((

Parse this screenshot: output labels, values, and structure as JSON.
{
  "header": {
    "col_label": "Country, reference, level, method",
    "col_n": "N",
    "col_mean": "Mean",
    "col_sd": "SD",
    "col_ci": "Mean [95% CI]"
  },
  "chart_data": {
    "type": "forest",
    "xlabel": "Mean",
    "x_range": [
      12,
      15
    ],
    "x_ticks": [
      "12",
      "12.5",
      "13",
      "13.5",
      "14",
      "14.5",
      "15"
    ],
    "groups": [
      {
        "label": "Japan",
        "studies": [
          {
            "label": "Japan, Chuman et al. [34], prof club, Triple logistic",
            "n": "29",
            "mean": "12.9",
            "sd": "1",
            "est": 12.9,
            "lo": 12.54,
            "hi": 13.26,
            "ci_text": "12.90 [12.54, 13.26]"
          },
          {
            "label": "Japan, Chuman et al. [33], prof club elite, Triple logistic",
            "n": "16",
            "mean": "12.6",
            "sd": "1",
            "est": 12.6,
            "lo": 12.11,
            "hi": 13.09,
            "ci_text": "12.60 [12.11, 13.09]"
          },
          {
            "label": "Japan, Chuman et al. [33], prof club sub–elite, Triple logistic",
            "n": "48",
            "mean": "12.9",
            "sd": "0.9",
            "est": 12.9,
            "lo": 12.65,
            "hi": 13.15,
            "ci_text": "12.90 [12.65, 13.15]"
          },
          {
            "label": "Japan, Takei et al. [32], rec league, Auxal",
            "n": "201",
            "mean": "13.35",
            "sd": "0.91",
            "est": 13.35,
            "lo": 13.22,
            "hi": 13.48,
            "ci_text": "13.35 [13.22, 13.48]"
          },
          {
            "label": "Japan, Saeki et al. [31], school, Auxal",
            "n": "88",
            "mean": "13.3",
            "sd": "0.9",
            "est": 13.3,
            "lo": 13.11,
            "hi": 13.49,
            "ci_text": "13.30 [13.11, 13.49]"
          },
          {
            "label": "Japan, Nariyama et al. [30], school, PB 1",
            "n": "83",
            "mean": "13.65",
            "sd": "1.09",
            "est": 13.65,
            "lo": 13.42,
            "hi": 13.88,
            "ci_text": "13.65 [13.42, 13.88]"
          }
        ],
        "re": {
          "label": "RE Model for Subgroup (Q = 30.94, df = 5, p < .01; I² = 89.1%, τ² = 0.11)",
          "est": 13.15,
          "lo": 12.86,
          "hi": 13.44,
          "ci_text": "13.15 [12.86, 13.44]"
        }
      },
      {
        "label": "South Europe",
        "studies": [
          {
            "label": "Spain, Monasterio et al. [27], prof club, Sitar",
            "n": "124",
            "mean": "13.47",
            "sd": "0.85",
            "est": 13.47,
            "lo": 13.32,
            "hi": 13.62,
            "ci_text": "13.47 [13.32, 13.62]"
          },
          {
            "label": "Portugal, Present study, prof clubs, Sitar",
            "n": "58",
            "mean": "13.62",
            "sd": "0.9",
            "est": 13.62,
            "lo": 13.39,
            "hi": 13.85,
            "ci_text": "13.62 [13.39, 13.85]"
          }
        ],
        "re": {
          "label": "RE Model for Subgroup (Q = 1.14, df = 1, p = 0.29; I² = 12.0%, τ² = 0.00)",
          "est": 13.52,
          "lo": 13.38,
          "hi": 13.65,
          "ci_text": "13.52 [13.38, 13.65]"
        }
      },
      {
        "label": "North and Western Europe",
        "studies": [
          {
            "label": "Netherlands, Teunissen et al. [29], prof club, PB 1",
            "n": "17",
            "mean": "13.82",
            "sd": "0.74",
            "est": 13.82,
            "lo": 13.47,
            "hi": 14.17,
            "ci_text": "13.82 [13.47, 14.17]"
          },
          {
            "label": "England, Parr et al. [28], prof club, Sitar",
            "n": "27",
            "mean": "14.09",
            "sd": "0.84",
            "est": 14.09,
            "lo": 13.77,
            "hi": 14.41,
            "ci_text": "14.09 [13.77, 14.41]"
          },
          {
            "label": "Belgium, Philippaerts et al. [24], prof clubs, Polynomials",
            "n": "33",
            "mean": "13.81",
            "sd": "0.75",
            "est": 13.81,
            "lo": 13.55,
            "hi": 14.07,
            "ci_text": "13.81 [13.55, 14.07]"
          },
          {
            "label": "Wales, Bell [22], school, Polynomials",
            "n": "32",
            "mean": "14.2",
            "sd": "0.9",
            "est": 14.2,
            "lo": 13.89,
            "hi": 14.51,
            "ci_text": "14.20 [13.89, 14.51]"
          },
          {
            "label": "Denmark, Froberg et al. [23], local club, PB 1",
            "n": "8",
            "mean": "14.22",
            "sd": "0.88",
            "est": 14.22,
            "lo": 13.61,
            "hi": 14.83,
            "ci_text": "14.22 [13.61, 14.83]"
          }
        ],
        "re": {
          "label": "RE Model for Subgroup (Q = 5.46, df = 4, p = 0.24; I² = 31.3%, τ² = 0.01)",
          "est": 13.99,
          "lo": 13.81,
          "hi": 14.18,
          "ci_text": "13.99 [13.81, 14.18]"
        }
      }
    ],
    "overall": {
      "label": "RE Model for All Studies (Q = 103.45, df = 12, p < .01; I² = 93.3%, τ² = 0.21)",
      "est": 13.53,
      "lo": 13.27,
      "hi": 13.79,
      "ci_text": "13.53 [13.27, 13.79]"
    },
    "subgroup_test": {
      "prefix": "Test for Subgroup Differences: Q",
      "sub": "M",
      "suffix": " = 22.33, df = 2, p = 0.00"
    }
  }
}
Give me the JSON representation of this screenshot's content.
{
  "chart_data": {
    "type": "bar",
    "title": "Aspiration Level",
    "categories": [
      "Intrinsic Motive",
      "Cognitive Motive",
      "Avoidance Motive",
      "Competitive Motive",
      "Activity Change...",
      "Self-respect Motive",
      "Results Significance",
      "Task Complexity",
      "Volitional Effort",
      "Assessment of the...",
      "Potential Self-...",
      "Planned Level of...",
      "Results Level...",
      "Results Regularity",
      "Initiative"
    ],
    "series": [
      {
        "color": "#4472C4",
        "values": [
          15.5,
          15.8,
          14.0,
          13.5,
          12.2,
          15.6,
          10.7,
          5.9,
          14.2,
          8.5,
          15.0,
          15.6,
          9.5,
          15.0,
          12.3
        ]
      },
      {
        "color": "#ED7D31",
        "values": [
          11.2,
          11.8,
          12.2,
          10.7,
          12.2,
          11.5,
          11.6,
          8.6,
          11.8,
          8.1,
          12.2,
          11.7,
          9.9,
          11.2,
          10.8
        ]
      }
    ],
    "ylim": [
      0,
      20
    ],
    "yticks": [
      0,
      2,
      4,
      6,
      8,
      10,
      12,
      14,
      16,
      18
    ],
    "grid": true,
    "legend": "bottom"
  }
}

))

■ **SHORT PROBLEM**
Find the lines above holding the word "screenshot" and show them.

■ **FULL ANSWER**
Parse this screenshot: output labels, values, and structure as JSON.
Give me the JSON representation of this screenshot's content.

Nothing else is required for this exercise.